# [What this task involves]
Present every line in which the string "title" appears.

# [Supplied material]
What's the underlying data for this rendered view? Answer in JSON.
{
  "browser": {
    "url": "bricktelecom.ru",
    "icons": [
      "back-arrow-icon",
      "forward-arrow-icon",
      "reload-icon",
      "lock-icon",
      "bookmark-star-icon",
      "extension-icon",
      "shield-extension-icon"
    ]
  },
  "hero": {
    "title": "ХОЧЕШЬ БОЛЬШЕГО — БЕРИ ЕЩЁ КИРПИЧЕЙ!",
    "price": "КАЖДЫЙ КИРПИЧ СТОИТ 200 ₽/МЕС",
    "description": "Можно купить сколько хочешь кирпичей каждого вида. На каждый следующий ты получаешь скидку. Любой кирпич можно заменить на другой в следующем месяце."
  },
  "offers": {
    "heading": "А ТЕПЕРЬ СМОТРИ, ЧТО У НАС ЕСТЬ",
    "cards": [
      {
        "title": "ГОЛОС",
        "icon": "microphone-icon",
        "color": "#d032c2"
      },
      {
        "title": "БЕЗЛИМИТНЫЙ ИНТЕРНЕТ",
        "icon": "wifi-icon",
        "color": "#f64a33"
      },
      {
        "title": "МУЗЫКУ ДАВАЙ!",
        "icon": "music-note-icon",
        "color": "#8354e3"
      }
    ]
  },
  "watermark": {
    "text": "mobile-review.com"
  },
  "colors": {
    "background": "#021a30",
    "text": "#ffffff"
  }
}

# [Response below]
    "title": "ХОЧЕШЬ БОЛЬШЕГО — БЕРИ ЕЩЁ КИРПИЧЕЙ!",
        "title": "ГОЛОС",
        "title": "БЕЗЛИМИТНЫЙ ИНТЕРНЕТ",
        "title": "МУЗЫКУ ДАВАЙ!",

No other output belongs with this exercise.